Records supplied:
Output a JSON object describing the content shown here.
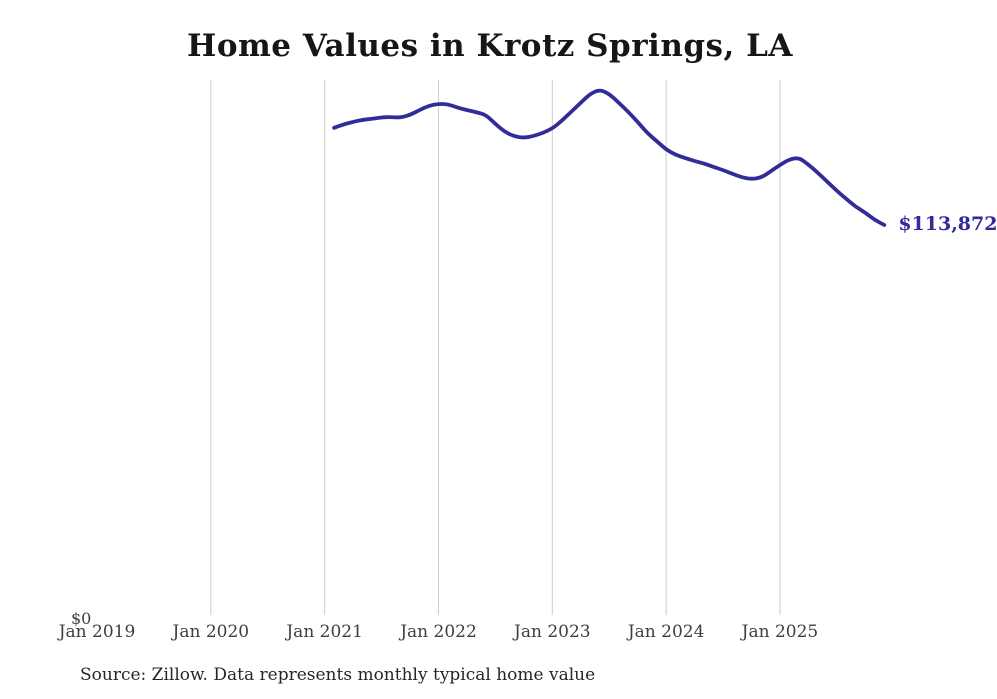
{
  "title": "Home Values in Krotz Springs, LA",
  "source_note": "Source: Zillow. Data represents monthly typical home value",
  "labels": {
    "y_zero": "$0",
    "series_end": "$113,872"
  },
  "colors": {
    "background": "#ffffff",
    "line": "#322d96",
    "grid": "#cdcdcd",
    "title": "#161616",
    "axis_labels": "#3f3f3f",
    "value_label": "#2f2b99",
    "source_text": "#262626"
  },
  "chart_data": {
    "type": "line",
    "title": "Home Values in Krotz Springs, LA",
    "xlabel": "",
    "ylabel": "",
    "ylim": [
      0,
      154000
    ],
    "grid": "vertical-only",
    "legend": "none",
    "y_zero_label": "$0",
    "x_ticks": [
      {
        "label": "Jan 2019",
        "gridline": false
      },
      {
        "label": "Jan 2020",
        "gridline": true
      },
      {
        "label": "Jan 2021",
        "gridline": true
      },
      {
        "label": "Jan 2022",
        "gridline": true
      },
      {
        "label": "Jan 2023",
        "gridline": true
      },
      {
        "label": "Jan 2024",
        "gridline": true
      },
      {
        "label": "Jan 2025",
        "gridline": true
      }
    ],
    "series": [
      {
        "name": "Monthly typical home value",
        "unit": "USD",
        "frequency": "monthly",
        "start": "2021-02",
        "end": "2025-12",
        "last_value": 113872,
        "last_value_label": "$113,872",
        "values": [
          141900,
          142900,
          143600,
          144200,
          144500,
          144900,
          145000,
          144800,
          145600,
          147000,
          148300,
          148800,
          148700,
          147700,
          147000,
          146400,
          145600,
          143000,
          140700,
          139400,
          139000,
          139500,
          140400,
          141700,
          143900,
          146500,
          149100,
          151700,
          152900,
          151700,
          149100,
          146500,
          143600,
          140400,
          138100,
          135600,
          134100,
          133200,
          132300,
          131600,
          130600,
          129700,
          128600,
          127600,
          127100,
          127500,
          129300,
          131200,
          132800,
          133300,
          131300,
          128900,
          126300,
          123700,
          121400,
          119100,
          117400,
          115300,
          113872
        ]
      }
    ]
  }
}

What needs to be done:
Give back the whole listing as it stands, minus its pictures.

Response to the task:
Output a JSON object describing the content shown here.
{
  "title": "Home Values in Krotz Springs, LA",
  "source_note": "Source: Zillow. Data represents monthly typical home value",
  "labels": {
    "y_zero": "$0",
    "series_end": "$113,872"
  },
  "colors": {
    "background": "#ffffff",
    "line": "#322d96",
    "grid": "#cdcdcd",
    "title": "#161616",
    "axis_labels": "#3f3f3f",
    "value_label": "#2f2b99",
    "source_text": "#262626"
  },
  "chart_data": {
    "type": "line",
    "title": "Home Values in Krotz Springs, LA",
    "xlabel": "",
    "ylabel": "",
    "ylim": [
      0,
      154000
    ],
    "grid": "vertical-only",
    "legend": "none",
    "y_zero_label": "$0",
    "x_ticks": [
      {
        "label": "Jan 2019",
        "gridline": false
      },
      {
        "label": "Jan 2020",
        "gridline": true
      },
      {
        "label": "Jan 2021",
        "gridline": true
      },
      {
        "label": "Jan 2022",
        "gridline": true
      },
      {
        "label": "Jan 2023",
        "gridline": true
      },
      {
        "label": "Jan 2024",
        "gridline": true
      },
      {
        "label": "Jan 2025",
        "gridline": true
      }
    ],
    "series": [
      {
        "name": "Monthly typical home value",
        "unit": "USD",
        "frequency": "monthly",
        "start": "2021-02",
        "end": "2025-12",
        "last_value": 113872,
        "last_value_label": "$113,872",
        "values": [
          141900,
          142900,
          143600,
          144200,
          144500,
          144900,
          145000,
          144800,
          145600,
          147000,
          148300,
          148800,
          148700,
          147700,
          147000,
          146400,
          145600,
          143000,
          140700,
          139400,
          139000,
          139500,
          140400,
          141700,
          143900,
          146500,
          149100,
          151700,
          152900,
          151700,
          149100,
          146500,
          143600,
          140400,
          138100,
          135600,
          134100,
          133200,
          132300,
          131600,
          130600,
          129700,
          128600,
          127600,
          127100,
          127500,
          129300,
          131200,
          132800,
          133300,
          131300,
          128900,
          126300,
          123700,
          121400,
          119100,
          117400,
          115300,
          113872
        ]
      }
    ]
  }
}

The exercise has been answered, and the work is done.